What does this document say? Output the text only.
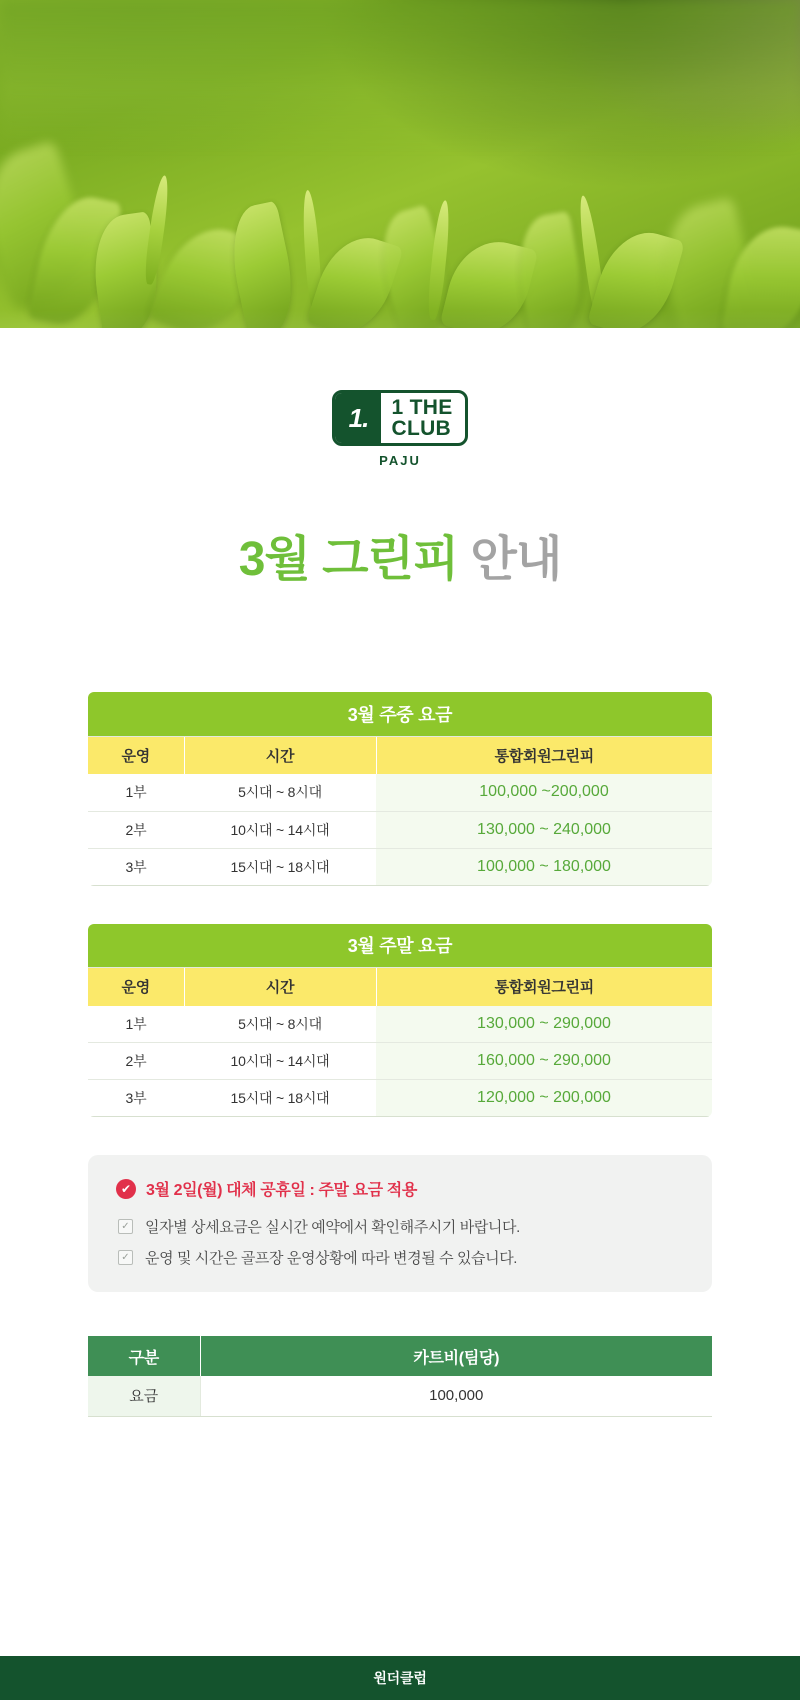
1.	1 THE
CLUB
PAJU
3월 그린피 안내
3월 주중 요금		
운영	시간	통합회원그린피
1부	5시대 ~ 8시대	100,000 ~200,000
2부	10시대 ~ 14시대	130,000 ~ 240,000
3부	15시대 ~ 18시대	100,000 ~ 180,000
3월 주말 요금		
운영	시간	통합회원그린피
1부	5시대 ~ 8시대	130,000 ~ 290,000
2부	10시대 ~ 14시대	160,000 ~ 290,000
3부	15시대 ~ 18시대	120,000 ~ 200,000
✔ 3월 2일(월) 대체 공휴일 : 주말 요금 적용
✓ 일자별 상세요금은 실시간 예약에서 확인해주시기 바랍니다.
✓ 운영 및 시간은 골프장 운영상황에 따라 변경될 수 있습니다.
구분	카트비(팀당)
요금	100,000
원더클럽
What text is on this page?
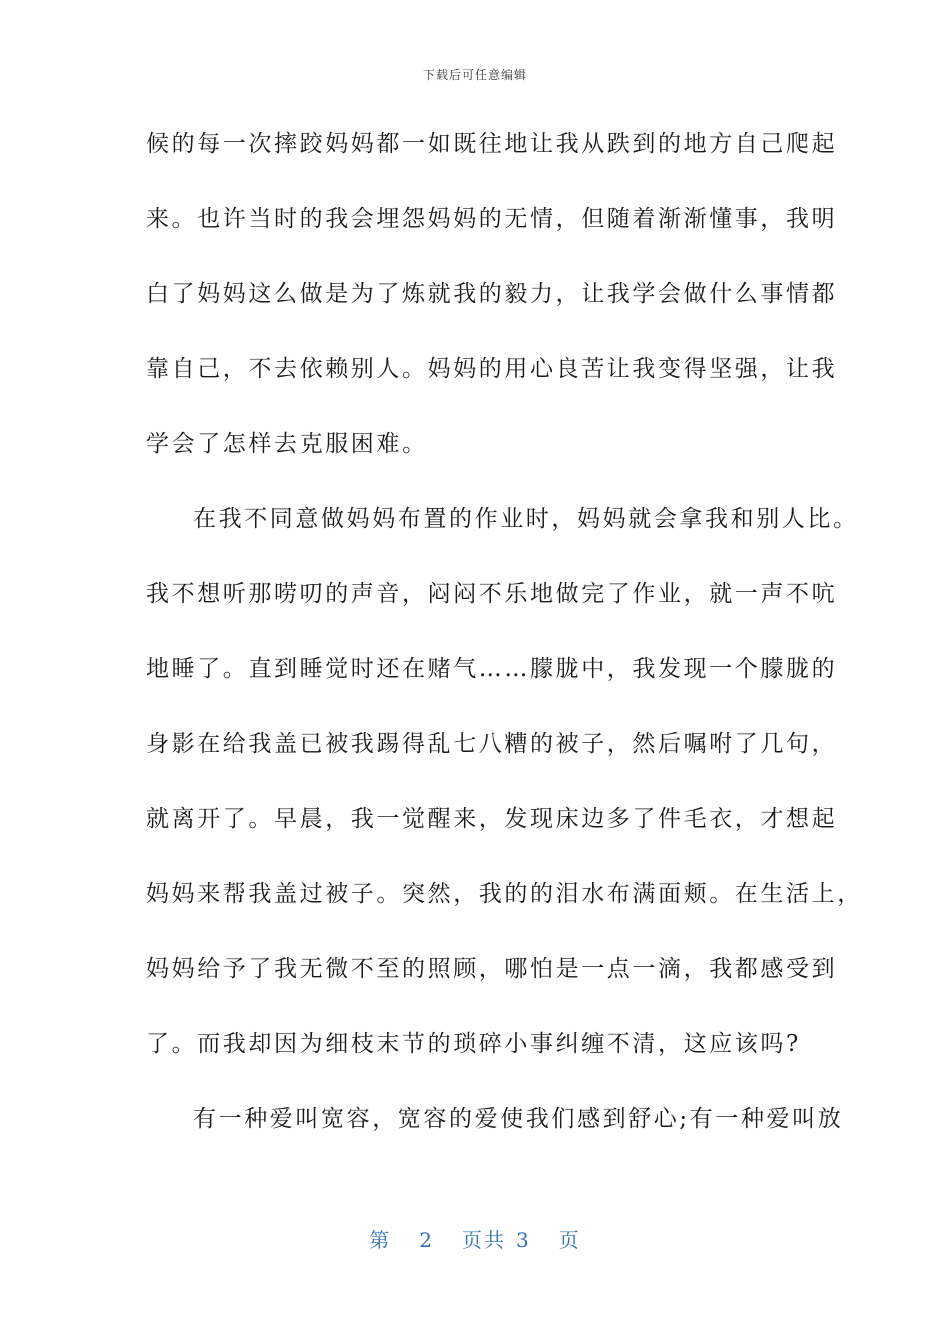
下载后可任意编辑
候的每一次摔跤妈妈都一如既往地让我从跌到的地方自己爬起
来。也许当时的我会埋怨妈妈的无情，但随着渐渐懂事，我明
白了妈妈这么做是为了炼就我的毅力，让我学会做什么事情都
靠自己，不去依赖别人。妈妈的用心良苦让我变得坚强，让我
学会了怎样去克服困难。
在我不同意做妈妈布置的作业时，妈妈就会拿我和别人比。
我不想听那唠叨的声音，闷闷不乐地做完了作业，就一声不吭
地睡了。直到睡觉时还在赌气……朦胧中，我发现一个朦胧的
身影在给我盖已被我踢得乱七八糟的被子，然后嘱咐了几句，
就离开了。早晨，我一觉醒来，发现床边多了件毛衣，才想起
妈妈来帮我盖过被子。突然，我的的泪水布满面颊。在生活上，
妈妈给予了我无微不至的照顾，哪怕是一点一滴，我都感受到
了。而我却因为细枝末节的琐碎小事纠缠不清，这应该吗?
有一种爱叫宽容，宽容的爱使我们感到舒心;有一种爱叫放
第 2 页共 3 页
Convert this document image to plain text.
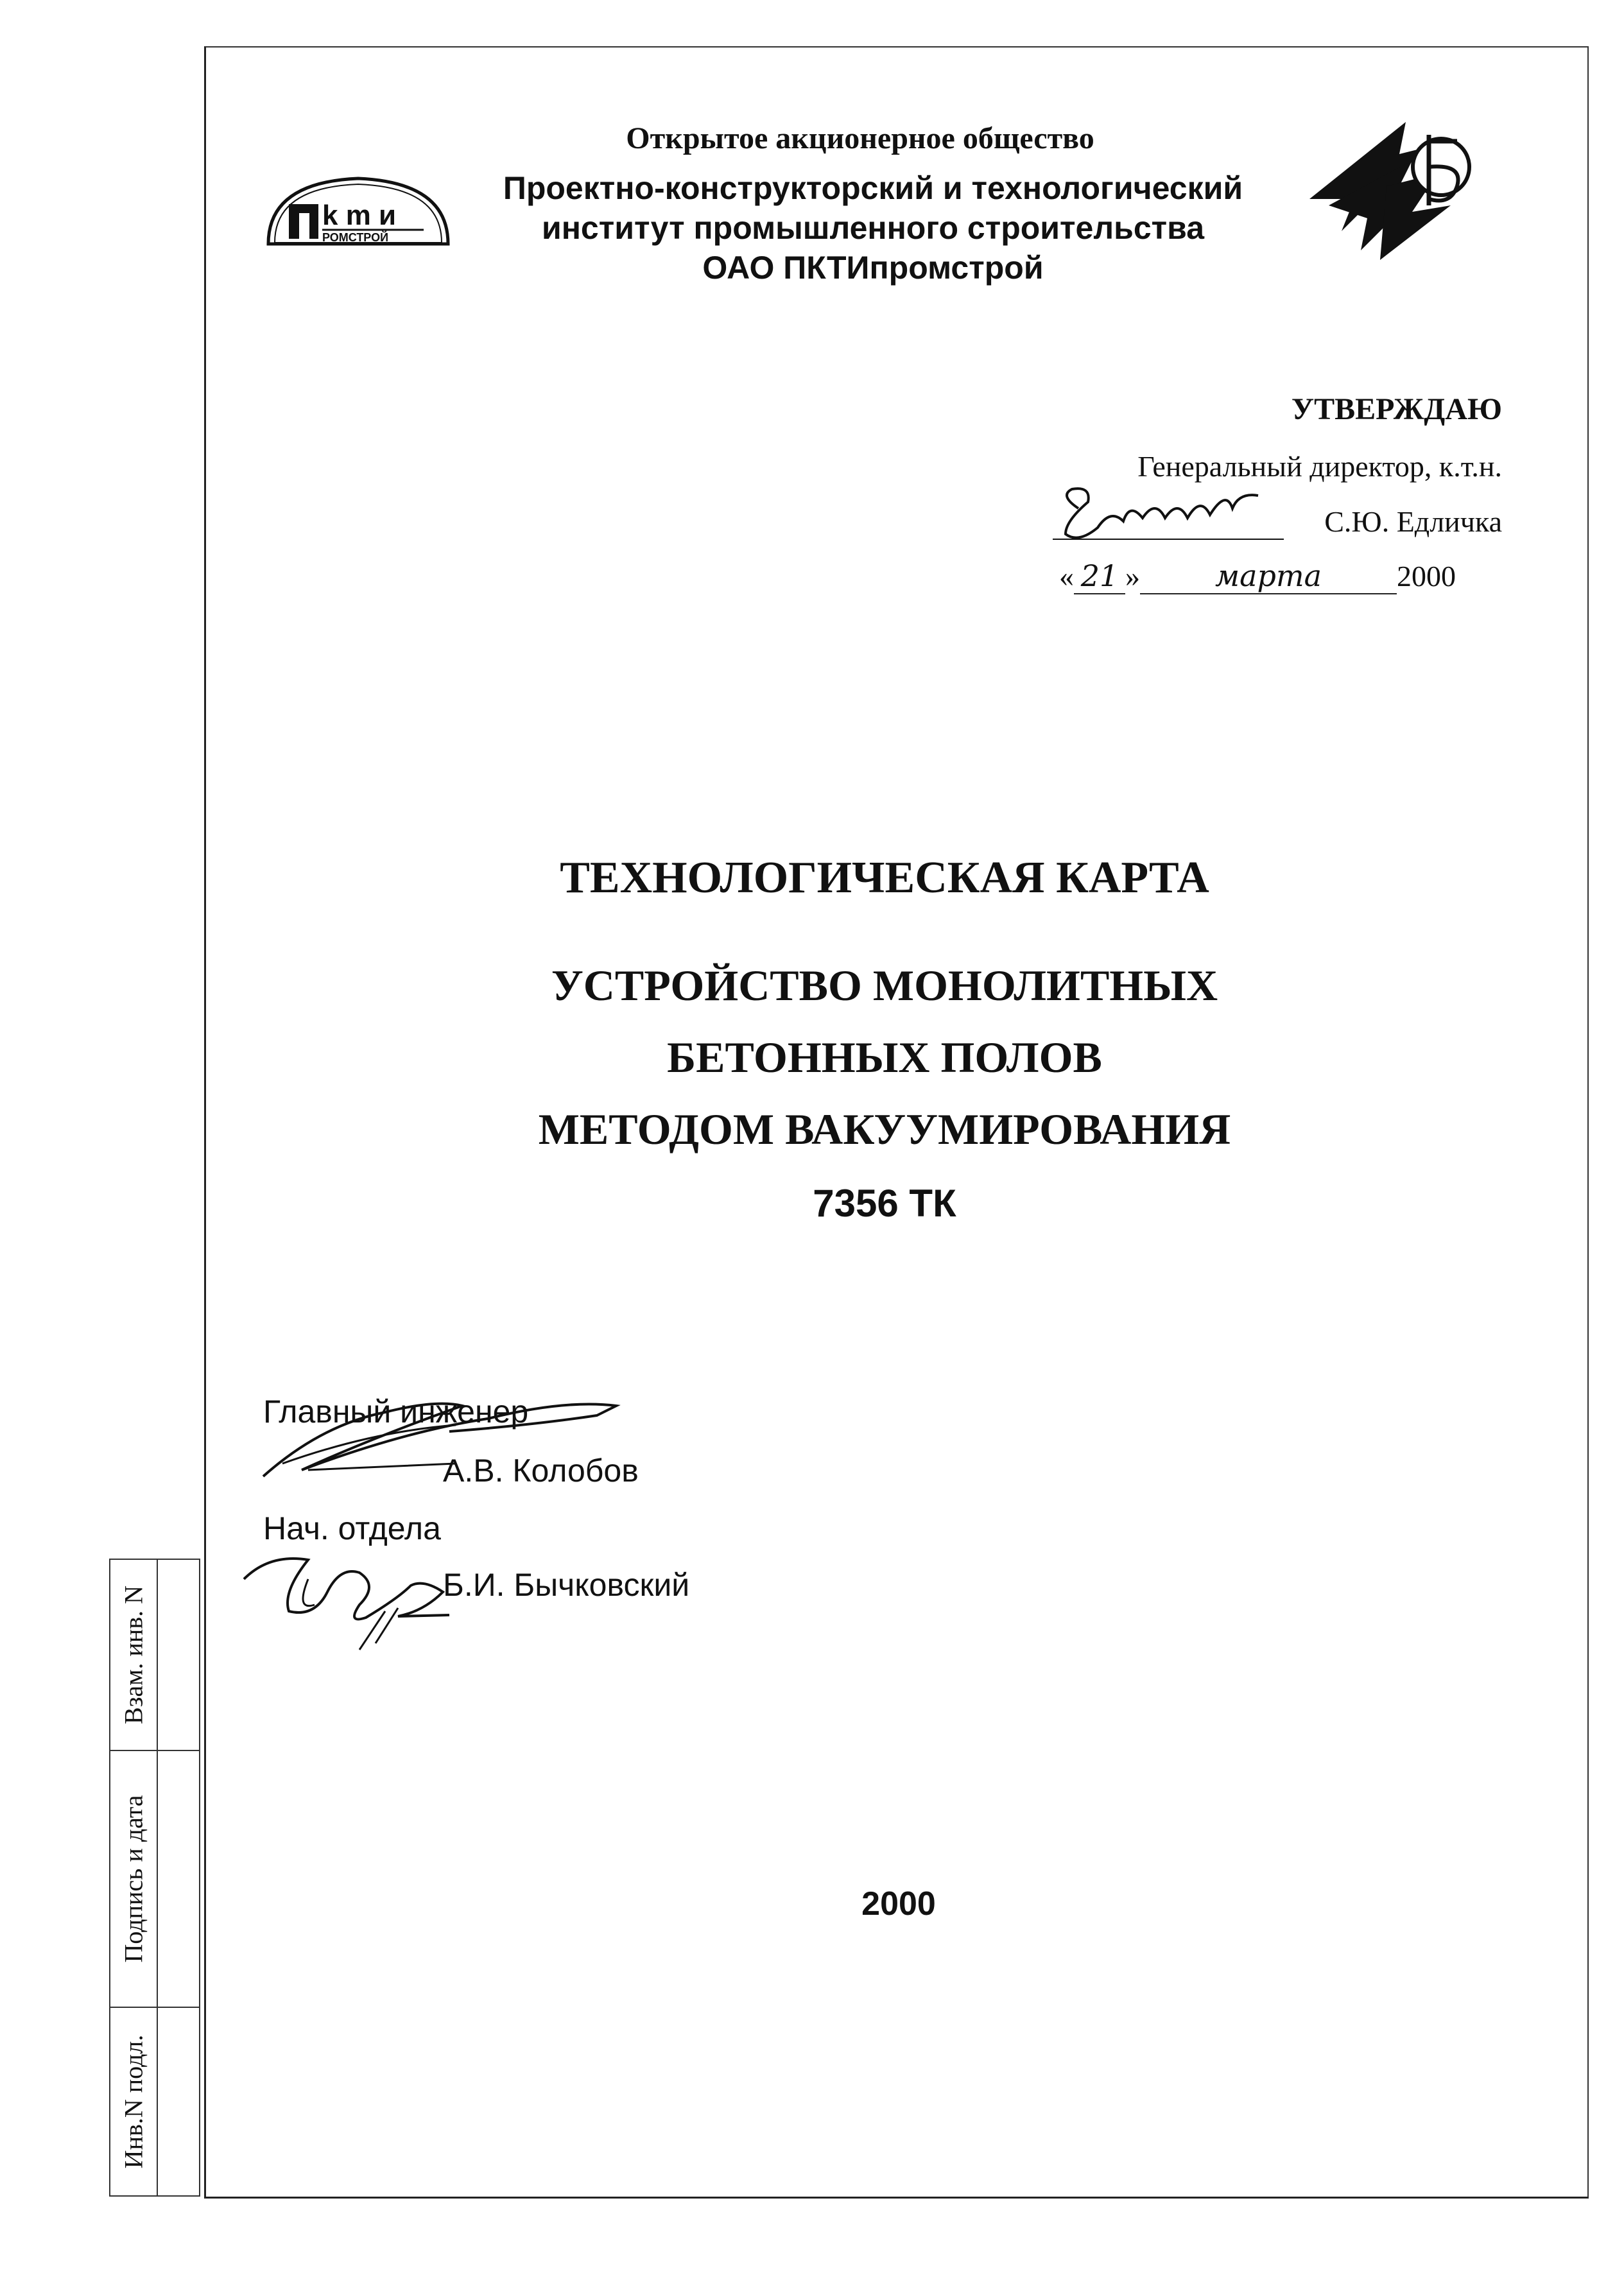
k m и
РОМСТРОЙ
Открытое акционерное общество
Проектно-конструкторский и технологический
институт промышленного строительства
ОАО ПКТИпромстрой
УТВЕРЖДАЮ
Генеральный директор, к.т.н.
С.Ю. Едличка
« 21 »	марта	2000
ТЕХНОЛОГИЧЕСКАЯ КАРТА
УСТРОЙСТВО МОНОЛИТНЫХ
БЕТОННЫХ ПОЛОВ
МЕТОДОМ ВАКУУМИРОВАНИЯ
7356 ТК
Главный инженер
А.В. Колобов
Нач. отдела
Б.И. Бычковский
2000
Взам. инв. N
Подпись и дата
Инв.N подл.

WHAT NEEDS TO BE DONE: With pictures left out, extract the lines from the one containing "What text is on this page?" to the end of the material above, both included, exactly as written.

PROBLEM SOLUTION:
What text is on this page?
下载后可任意编辑
候的每一次摔跤妈妈都一如既往地让我从跌到的地方自己爬起
来。也许当时的我会埋怨妈妈的无情，但随着渐渐懂事，我明
白了妈妈这么做是为了炼就我的毅力，让我学会做什么事情都
靠自己，不去依赖别人。妈妈的用心良苦让我变得坚强，让我
学会了怎样去克服困难。
在我不同意做妈妈布置的作业时，妈妈就会拿我和别人比。
我不想听那唠叨的声音，闷闷不乐地做完了作业，就一声不吭
地睡了。直到睡觉时还在赌气……朦胧中，我发现一个朦胧的
身影在给我盖已被我踢得乱七八糟的被子，然后嘱咐了几句，
就离开了。早晨，我一觉醒来，发现床边多了件毛衣，才想起
妈妈来帮我盖过被子。突然，我的的泪水布满面颊。在生活上，
妈妈给予了我无微不至的照顾，哪怕是一点一滴，我都感受到
了。而我却因为细枝末节的琐碎小事纠缠不清，这应该吗?
有一种爱叫宽容，宽容的爱使我们感到舒心;有一种爱叫放
第 2 页共 3 页
Convert this document image to plain text.
k m и
РОМСТРОЙ
Открытое акционерное общество
Проектно-конструкторский и технологический
институт промышленного строительства
ОАО ПКТИпромстрой
УТВЕРЖДАЮ
Генеральный директор, к.т.н.
С.Ю. Едличка
« 21 »	марта	2000
ТЕХНОЛОГИЧЕСКАЯ КАРТА
УСТРОЙСТВО МОНОЛИТНЫХ
БЕТОННЫХ ПОЛОВ
МЕТОДОМ ВАКУУМИРОВАНИЯ
7356 ТК
Главный инженер
А.В. Колобов
Нач. отдела
Б.И. Бычковский
2000
Взам. инв. N
Подпись и дата
Инв.N подл.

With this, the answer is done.